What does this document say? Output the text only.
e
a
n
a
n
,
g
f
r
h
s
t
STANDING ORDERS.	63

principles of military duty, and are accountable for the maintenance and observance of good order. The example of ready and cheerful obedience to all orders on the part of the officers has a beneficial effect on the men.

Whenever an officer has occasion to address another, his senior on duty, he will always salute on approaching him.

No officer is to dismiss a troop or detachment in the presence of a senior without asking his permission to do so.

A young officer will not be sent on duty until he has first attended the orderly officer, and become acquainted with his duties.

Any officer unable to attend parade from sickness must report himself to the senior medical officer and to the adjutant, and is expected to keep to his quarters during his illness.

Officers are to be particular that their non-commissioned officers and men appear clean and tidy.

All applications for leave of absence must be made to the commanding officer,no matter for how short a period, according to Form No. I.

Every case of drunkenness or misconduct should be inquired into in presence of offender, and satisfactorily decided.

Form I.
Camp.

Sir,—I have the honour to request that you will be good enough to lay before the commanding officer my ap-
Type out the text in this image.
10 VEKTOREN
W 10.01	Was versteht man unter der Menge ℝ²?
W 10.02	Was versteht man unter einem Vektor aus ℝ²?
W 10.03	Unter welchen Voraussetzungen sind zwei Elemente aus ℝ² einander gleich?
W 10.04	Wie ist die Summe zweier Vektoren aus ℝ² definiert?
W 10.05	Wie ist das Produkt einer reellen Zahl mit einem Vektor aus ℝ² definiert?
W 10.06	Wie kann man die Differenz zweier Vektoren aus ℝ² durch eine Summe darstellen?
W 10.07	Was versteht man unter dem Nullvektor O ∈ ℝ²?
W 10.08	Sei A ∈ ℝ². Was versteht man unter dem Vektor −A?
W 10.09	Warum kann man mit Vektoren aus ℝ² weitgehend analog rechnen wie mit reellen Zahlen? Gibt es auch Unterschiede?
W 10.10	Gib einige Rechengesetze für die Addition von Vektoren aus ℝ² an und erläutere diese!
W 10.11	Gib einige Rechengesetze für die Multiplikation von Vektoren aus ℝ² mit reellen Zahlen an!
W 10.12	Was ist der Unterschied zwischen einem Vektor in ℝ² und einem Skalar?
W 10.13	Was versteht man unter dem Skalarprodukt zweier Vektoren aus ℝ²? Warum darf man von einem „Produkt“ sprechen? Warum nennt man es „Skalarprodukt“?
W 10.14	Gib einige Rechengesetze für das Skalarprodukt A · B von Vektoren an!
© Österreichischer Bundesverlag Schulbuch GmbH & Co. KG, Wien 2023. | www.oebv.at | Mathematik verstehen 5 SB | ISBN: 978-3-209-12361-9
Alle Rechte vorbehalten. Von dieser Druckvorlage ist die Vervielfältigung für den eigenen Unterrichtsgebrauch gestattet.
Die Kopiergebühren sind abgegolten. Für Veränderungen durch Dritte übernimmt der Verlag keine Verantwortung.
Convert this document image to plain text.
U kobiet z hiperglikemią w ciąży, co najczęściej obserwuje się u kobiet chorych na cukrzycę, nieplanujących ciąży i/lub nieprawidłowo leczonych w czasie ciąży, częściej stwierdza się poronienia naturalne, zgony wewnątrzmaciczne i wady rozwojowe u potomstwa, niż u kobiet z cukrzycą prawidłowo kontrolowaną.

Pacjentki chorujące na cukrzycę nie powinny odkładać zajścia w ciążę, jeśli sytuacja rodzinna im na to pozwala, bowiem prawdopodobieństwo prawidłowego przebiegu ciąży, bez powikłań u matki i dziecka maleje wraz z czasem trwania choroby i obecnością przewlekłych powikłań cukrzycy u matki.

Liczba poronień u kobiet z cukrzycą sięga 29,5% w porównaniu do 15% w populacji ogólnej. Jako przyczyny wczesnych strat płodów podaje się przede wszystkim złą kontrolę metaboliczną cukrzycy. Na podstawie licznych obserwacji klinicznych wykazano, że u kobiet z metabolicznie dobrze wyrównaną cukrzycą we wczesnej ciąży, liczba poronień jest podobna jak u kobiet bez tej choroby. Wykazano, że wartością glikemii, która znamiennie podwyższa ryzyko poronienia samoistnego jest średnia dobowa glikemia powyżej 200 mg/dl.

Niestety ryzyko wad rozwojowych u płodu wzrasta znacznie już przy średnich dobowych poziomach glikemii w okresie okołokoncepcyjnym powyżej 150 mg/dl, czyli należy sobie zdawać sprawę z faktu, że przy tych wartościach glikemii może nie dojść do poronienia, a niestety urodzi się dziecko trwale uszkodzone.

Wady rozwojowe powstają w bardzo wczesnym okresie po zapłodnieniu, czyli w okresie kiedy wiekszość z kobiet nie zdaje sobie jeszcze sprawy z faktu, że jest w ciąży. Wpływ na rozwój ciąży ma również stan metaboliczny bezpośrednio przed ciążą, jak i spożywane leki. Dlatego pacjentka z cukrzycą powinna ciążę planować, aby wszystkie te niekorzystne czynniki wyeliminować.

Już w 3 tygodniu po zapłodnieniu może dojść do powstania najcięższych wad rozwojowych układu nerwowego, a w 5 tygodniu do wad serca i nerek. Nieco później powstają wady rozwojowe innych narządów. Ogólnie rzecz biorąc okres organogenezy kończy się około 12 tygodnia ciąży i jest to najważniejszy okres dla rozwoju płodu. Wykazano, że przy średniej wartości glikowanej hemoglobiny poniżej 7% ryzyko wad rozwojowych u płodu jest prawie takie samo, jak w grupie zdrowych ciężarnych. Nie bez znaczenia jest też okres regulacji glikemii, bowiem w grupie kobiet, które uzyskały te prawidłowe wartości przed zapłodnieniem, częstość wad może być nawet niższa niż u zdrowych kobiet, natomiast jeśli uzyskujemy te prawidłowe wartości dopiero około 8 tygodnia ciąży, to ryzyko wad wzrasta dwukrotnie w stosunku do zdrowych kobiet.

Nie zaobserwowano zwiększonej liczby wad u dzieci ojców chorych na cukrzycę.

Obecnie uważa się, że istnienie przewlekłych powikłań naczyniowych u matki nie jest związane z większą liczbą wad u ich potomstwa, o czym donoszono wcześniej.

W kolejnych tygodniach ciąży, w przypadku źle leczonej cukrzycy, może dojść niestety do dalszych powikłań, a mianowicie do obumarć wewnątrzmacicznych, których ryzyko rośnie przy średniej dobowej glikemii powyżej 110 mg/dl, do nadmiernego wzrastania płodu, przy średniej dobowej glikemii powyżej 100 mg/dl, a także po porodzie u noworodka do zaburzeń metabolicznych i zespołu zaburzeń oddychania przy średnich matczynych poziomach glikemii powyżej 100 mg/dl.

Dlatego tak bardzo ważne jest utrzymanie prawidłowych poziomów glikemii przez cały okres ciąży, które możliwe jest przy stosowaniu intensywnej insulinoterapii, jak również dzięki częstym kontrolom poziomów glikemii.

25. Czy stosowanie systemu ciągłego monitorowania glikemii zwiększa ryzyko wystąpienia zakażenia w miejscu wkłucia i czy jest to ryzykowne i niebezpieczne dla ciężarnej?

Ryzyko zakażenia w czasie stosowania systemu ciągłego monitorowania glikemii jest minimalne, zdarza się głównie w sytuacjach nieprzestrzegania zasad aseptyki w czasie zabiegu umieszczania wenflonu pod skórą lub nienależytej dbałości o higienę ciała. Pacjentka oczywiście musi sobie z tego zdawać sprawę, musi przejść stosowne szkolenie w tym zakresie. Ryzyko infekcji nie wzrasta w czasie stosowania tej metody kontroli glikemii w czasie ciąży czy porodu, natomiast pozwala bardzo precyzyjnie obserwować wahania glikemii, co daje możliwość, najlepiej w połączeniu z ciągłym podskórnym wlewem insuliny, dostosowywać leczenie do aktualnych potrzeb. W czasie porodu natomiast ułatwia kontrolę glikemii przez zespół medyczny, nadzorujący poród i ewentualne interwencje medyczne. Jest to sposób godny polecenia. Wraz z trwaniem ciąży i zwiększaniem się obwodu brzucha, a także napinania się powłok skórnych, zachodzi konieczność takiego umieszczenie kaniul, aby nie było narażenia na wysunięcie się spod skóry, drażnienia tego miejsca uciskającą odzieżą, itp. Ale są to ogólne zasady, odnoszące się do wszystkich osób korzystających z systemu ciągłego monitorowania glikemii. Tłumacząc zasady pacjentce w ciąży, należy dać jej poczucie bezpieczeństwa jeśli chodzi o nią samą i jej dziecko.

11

^^^^

> [Exercise objective] Look through the data above. Copy every line with the string "matki" in it.

> [Task solution]
Pacjentki chorujące na cukrzycę nie powinny odkładać zajścia w ciążę, jeśli sytuacja rodzinna im na to pozwala, bowiem prawdopodobieństwo prawidłowego przebiegu ciąży, bez powikłań u matki i dziecka maleje wraz z czasem trwania choroby i obecnością przewlekłych powikłań cukrzycy u matki.
Obecnie uważa się, że istnienie przewlekłych powikłań naczyniowych u matki nie jest związane z większą liczbą wad u ich potomstwa, o czym donoszono wcześniej.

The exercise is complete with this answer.